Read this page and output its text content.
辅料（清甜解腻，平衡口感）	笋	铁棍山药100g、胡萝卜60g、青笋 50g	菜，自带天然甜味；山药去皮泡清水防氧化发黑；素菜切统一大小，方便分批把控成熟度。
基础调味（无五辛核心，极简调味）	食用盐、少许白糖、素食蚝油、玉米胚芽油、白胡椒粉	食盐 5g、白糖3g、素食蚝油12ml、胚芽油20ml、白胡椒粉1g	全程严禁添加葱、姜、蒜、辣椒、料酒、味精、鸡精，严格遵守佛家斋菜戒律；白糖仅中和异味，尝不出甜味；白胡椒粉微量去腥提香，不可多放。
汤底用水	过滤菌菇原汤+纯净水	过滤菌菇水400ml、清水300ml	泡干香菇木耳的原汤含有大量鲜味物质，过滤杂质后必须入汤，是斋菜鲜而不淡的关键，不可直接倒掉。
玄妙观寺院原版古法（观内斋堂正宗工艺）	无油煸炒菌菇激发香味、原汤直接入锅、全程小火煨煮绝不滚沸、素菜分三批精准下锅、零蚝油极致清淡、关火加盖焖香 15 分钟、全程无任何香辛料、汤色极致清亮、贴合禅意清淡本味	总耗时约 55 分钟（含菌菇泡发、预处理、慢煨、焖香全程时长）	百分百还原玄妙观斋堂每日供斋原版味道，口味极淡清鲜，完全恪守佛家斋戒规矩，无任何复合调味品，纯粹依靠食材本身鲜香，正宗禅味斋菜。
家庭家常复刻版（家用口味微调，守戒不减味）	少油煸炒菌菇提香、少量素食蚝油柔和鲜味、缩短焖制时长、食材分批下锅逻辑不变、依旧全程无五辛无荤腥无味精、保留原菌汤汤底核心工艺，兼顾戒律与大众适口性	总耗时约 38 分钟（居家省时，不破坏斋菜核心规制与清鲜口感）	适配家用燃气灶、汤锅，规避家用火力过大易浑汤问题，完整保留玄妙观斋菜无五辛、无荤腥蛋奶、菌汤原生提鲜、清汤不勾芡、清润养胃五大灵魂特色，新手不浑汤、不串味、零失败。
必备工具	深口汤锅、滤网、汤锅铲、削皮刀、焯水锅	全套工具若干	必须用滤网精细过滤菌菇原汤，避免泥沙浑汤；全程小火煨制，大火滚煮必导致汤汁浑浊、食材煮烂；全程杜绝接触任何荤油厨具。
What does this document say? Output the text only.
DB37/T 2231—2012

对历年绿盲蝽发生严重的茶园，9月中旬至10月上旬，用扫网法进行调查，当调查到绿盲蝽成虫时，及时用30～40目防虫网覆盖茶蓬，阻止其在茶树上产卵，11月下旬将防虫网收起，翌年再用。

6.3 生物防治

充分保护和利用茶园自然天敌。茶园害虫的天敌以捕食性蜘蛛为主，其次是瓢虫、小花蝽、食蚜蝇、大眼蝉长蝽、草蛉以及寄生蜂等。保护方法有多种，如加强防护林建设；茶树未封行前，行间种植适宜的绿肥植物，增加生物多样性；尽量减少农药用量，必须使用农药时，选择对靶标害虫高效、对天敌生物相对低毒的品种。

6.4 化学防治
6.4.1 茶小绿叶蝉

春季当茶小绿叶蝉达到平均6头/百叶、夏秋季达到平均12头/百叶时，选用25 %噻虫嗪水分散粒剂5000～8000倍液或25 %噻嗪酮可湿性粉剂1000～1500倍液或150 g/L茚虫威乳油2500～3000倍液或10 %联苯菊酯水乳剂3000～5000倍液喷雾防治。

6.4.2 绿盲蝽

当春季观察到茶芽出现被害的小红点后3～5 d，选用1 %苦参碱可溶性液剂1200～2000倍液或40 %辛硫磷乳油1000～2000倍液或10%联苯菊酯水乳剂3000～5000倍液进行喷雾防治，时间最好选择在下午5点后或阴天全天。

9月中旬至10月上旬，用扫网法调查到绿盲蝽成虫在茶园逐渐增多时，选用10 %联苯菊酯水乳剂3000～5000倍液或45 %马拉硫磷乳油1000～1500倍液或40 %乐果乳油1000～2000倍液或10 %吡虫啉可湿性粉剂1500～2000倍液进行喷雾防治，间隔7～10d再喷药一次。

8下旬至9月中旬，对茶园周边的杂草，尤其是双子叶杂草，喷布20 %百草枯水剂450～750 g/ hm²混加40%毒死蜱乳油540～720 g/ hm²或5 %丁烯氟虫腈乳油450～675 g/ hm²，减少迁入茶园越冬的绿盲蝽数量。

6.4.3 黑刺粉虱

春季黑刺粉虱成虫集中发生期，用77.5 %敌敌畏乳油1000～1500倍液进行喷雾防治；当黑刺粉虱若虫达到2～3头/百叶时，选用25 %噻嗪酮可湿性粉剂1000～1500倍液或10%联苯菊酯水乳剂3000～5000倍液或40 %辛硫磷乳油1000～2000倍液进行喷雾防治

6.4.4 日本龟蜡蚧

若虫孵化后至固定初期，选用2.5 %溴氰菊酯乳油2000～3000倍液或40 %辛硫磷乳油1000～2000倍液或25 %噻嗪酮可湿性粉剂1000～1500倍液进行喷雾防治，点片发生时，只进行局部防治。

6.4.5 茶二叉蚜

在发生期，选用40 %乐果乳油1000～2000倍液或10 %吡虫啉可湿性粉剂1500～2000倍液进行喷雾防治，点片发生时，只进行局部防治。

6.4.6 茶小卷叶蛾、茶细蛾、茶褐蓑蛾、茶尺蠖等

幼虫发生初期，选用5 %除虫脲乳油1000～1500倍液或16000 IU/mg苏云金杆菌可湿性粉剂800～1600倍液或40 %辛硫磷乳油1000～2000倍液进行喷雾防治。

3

> _EXERCISE INSTRUCTIONS_: Copy all lines from the entries that contain the word "text".

> _THE ANSWER_:
Read this page and output its text content.
What does this document say? Output the text only.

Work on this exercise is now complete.